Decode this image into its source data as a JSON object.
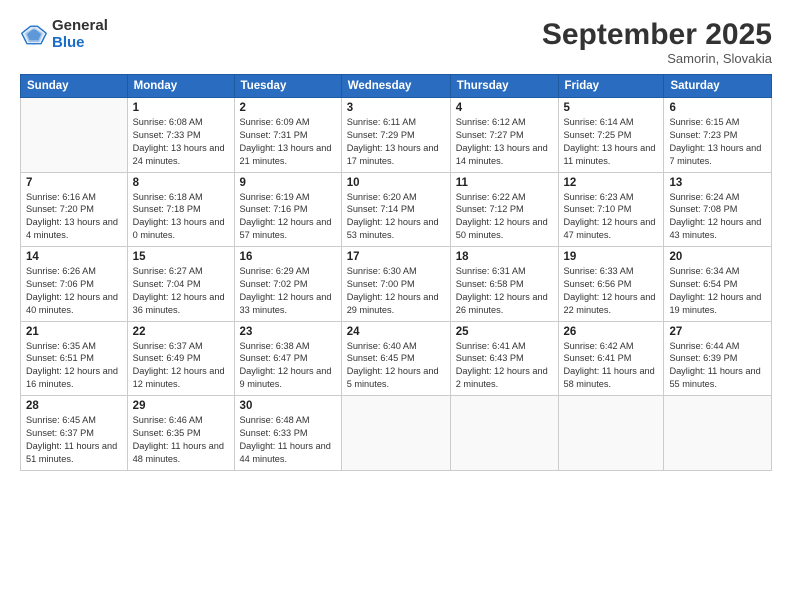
{
  "logo": {
    "general": "General",
    "blue": "Blue"
  },
  "title": "September 2025",
  "subtitle": "Samorin, Slovakia",
  "days_header": [
    "Sunday",
    "Monday",
    "Tuesday",
    "Wednesday",
    "Thursday",
    "Friday",
    "Saturday"
  ],
  "weeks": [
    [
      {
        "day": "",
        "info": ""
      },
      {
        "day": "1",
        "info": "Sunrise: 6:08 AM\nSunset: 7:33 PM\nDaylight: 13 hours\nand 24 minutes."
      },
      {
        "day": "2",
        "info": "Sunrise: 6:09 AM\nSunset: 7:31 PM\nDaylight: 13 hours\nand 21 minutes."
      },
      {
        "day": "3",
        "info": "Sunrise: 6:11 AM\nSunset: 7:29 PM\nDaylight: 13 hours\nand 17 minutes."
      },
      {
        "day": "4",
        "info": "Sunrise: 6:12 AM\nSunset: 7:27 PM\nDaylight: 13 hours\nand 14 minutes."
      },
      {
        "day": "5",
        "info": "Sunrise: 6:14 AM\nSunset: 7:25 PM\nDaylight: 13 hours\nand 11 minutes."
      },
      {
        "day": "6",
        "info": "Sunrise: 6:15 AM\nSunset: 7:23 PM\nDaylight: 13 hours\nand 7 minutes."
      }
    ],
    [
      {
        "day": "7",
        "info": "Sunrise: 6:16 AM\nSunset: 7:20 PM\nDaylight: 13 hours\nand 4 minutes."
      },
      {
        "day": "8",
        "info": "Sunrise: 6:18 AM\nSunset: 7:18 PM\nDaylight: 13 hours\nand 0 minutes."
      },
      {
        "day": "9",
        "info": "Sunrise: 6:19 AM\nSunset: 7:16 PM\nDaylight: 12 hours\nand 57 minutes."
      },
      {
        "day": "10",
        "info": "Sunrise: 6:20 AM\nSunset: 7:14 PM\nDaylight: 12 hours\nand 53 minutes."
      },
      {
        "day": "11",
        "info": "Sunrise: 6:22 AM\nSunset: 7:12 PM\nDaylight: 12 hours\nand 50 minutes."
      },
      {
        "day": "12",
        "info": "Sunrise: 6:23 AM\nSunset: 7:10 PM\nDaylight: 12 hours\nand 47 minutes."
      },
      {
        "day": "13",
        "info": "Sunrise: 6:24 AM\nSunset: 7:08 PM\nDaylight: 12 hours\nand 43 minutes."
      }
    ],
    [
      {
        "day": "14",
        "info": "Sunrise: 6:26 AM\nSunset: 7:06 PM\nDaylight: 12 hours\nand 40 minutes."
      },
      {
        "day": "15",
        "info": "Sunrise: 6:27 AM\nSunset: 7:04 PM\nDaylight: 12 hours\nand 36 minutes."
      },
      {
        "day": "16",
        "info": "Sunrise: 6:29 AM\nSunset: 7:02 PM\nDaylight: 12 hours\nand 33 minutes."
      },
      {
        "day": "17",
        "info": "Sunrise: 6:30 AM\nSunset: 7:00 PM\nDaylight: 12 hours\nand 29 minutes."
      },
      {
        "day": "18",
        "info": "Sunrise: 6:31 AM\nSunset: 6:58 PM\nDaylight: 12 hours\nand 26 minutes."
      },
      {
        "day": "19",
        "info": "Sunrise: 6:33 AM\nSunset: 6:56 PM\nDaylight: 12 hours\nand 22 minutes."
      },
      {
        "day": "20",
        "info": "Sunrise: 6:34 AM\nSunset: 6:54 PM\nDaylight: 12 hours\nand 19 minutes."
      }
    ],
    [
      {
        "day": "21",
        "info": "Sunrise: 6:35 AM\nSunset: 6:51 PM\nDaylight: 12 hours\nand 16 minutes."
      },
      {
        "day": "22",
        "info": "Sunrise: 6:37 AM\nSunset: 6:49 PM\nDaylight: 12 hours\nand 12 minutes."
      },
      {
        "day": "23",
        "info": "Sunrise: 6:38 AM\nSunset: 6:47 PM\nDaylight: 12 hours\nand 9 minutes."
      },
      {
        "day": "24",
        "info": "Sunrise: 6:40 AM\nSunset: 6:45 PM\nDaylight: 12 hours\nand 5 minutes."
      },
      {
        "day": "25",
        "info": "Sunrise: 6:41 AM\nSunset: 6:43 PM\nDaylight: 12 hours\nand 2 minutes."
      },
      {
        "day": "26",
        "info": "Sunrise: 6:42 AM\nSunset: 6:41 PM\nDaylight: 11 hours\nand 58 minutes."
      },
      {
        "day": "27",
        "info": "Sunrise: 6:44 AM\nSunset: 6:39 PM\nDaylight: 11 hours\nand 55 minutes."
      }
    ],
    [
      {
        "day": "28",
        "info": "Sunrise: 6:45 AM\nSunset: 6:37 PM\nDaylight: 11 hours\nand 51 minutes."
      },
      {
        "day": "29",
        "info": "Sunrise: 6:46 AM\nSunset: 6:35 PM\nDaylight: 11 hours\nand 48 minutes."
      },
      {
        "day": "30",
        "info": "Sunrise: 6:48 AM\nSunset: 6:33 PM\nDaylight: 11 hours\nand 44 minutes."
      },
      {
        "day": "",
        "info": ""
      },
      {
        "day": "",
        "info": ""
      },
      {
        "day": "",
        "info": ""
      },
      {
        "day": "",
        "info": ""
      }
    ]
  ]
}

* * *

WHAT IS NEEDED: Leave the images out and output the remaining material exactly as it stands.

SOLUTION FOR THIS TASK:
Decode this image into its source data as a JSON object.
{
  "logo": {
    "general": "General",
    "blue": "Blue"
  },
  "title": "September 2025",
  "subtitle": "Samorin, Slovakia",
  "days_header": [
    "Sunday",
    "Monday",
    "Tuesday",
    "Wednesday",
    "Thursday",
    "Friday",
    "Saturday"
  ],
  "weeks": [
    [
      {
        "day": "",
        "info": ""
      },
      {
        "day": "1",
        "info": "Sunrise: 6:08 AM\nSunset: 7:33 PM\nDaylight: 13 hours\nand 24 minutes."
      },
      {
        "day": "2",
        "info": "Sunrise: 6:09 AM\nSunset: 7:31 PM\nDaylight: 13 hours\nand 21 minutes."
      },
      {
        "day": "3",
        "info": "Sunrise: 6:11 AM\nSunset: 7:29 PM\nDaylight: 13 hours\nand 17 minutes."
      },
      {
        "day": "4",
        "info": "Sunrise: 6:12 AM\nSunset: 7:27 PM\nDaylight: 13 hours\nand 14 minutes."
      },
      {
        "day": "5",
        "info": "Sunrise: 6:14 AM\nSunset: 7:25 PM\nDaylight: 13 hours\nand 11 minutes."
      },
      {
        "day": "6",
        "info": "Sunrise: 6:15 AM\nSunset: 7:23 PM\nDaylight: 13 hours\nand 7 minutes."
      }
    ],
    [
      {
        "day": "7",
        "info": "Sunrise: 6:16 AM\nSunset: 7:20 PM\nDaylight: 13 hours\nand 4 minutes."
      },
      {
        "day": "8",
        "info": "Sunrise: 6:18 AM\nSunset: 7:18 PM\nDaylight: 13 hours\nand 0 minutes."
      },
      {
        "day": "9",
        "info": "Sunrise: 6:19 AM\nSunset: 7:16 PM\nDaylight: 12 hours\nand 57 minutes."
      },
      {
        "day": "10",
        "info": "Sunrise: 6:20 AM\nSunset: 7:14 PM\nDaylight: 12 hours\nand 53 minutes."
      },
      {
        "day": "11",
        "info": "Sunrise: 6:22 AM\nSunset: 7:12 PM\nDaylight: 12 hours\nand 50 minutes."
      },
      {
        "day": "12",
        "info": "Sunrise: 6:23 AM\nSunset: 7:10 PM\nDaylight: 12 hours\nand 47 minutes."
      },
      {
        "day": "13",
        "info": "Sunrise: 6:24 AM\nSunset: 7:08 PM\nDaylight: 12 hours\nand 43 minutes."
      }
    ],
    [
      {
        "day": "14",
        "info": "Sunrise: 6:26 AM\nSunset: 7:06 PM\nDaylight: 12 hours\nand 40 minutes."
      },
      {
        "day": "15",
        "info": "Sunrise: 6:27 AM\nSunset: 7:04 PM\nDaylight: 12 hours\nand 36 minutes."
      },
      {
        "day": "16",
        "info": "Sunrise: 6:29 AM\nSunset: 7:02 PM\nDaylight: 12 hours\nand 33 minutes."
      },
      {
        "day": "17",
        "info": "Sunrise: 6:30 AM\nSunset: 7:00 PM\nDaylight: 12 hours\nand 29 minutes."
      },
      {
        "day": "18",
        "info": "Sunrise: 6:31 AM\nSunset: 6:58 PM\nDaylight: 12 hours\nand 26 minutes."
      },
      {
        "day": "19",
        "info": "Sunrise: 6:33 AM\nSunset: 6:56 PM\nDaylight: 12 hours\nand 22 minutes."
      },
      {
        "day": "20",
        "info": "Sunrise: 6:34 AM\nSunset: 6:54 PM\nDaylight: 12 hours\nand 19 minutes."
      }
    ],
    [
      {
        "day": "21",
        "info": "Sunrise: 6:35 AM\nSunset: 6:51 PM\nDaylight: 12 hours\nand 16 minutes."
      },
      {
        "day": "22",
        "info": "Sunrise: 6:37 AM\nSunset: 6:49 PM\nDaylight: 12 hours\nand 12 minutes."
      },
      {
        "day": "23",
        "info": "Sunrise: 6:38 AM\nSunset: 6:47 PM\nDaylight: 12 hours\nand 9 minutes."
      },
      {
        "day": "24",
        "info": "Sunrise: 6:40 AM\nSunset: 6:45 PM\nDaylight: 12 hours\nand 5 minutes."
      },
      {
        "day": "25",
        "info": "Sunrise: 6:41 AM\nSunset: 6:43 PM\nDaylight: 12 hours\nand 2 minutes."
      },
      {
        "day": "26",
        "info": "Sunrise: 6:42 AM\nSunset: 6:41 PM\nDaylight: 11 hours\nand 58 minutes."
      },
      {
        "day": "27",
        "info": "Sunrise: 6:44 AM\nSunset: 6:39 PM\nDaylight: 11 hours\nand 55 minutes."
      }
    ],
    [
      {
        "day": "28",
        "info": "Sunrise: 6:45 AM\nSunset: 6:37 PM\nDaylight: 11 hours\nand 51 minutes."
      },
      {
        "day": "29",
        "info": "Sunrise: 6:46 AM\nSunset: 6:35 PM\nDaylight: 11 hours\nand 48 minutes."
      },
      {
        "day": "30",
        "info": "Sunrise: 6:48 AM\nSunset: 6:33 PM\nDaylight: 11 hours\nand 44 minutes."
      },
      {
        "day": "",
        "info": ""
      },
      {
        "day": "",
        "info": ""
      },
      {
        "day": "",
        "info": ""
      },
      {
        "day": "",
        "info": ""
      }
    ]
  ]
}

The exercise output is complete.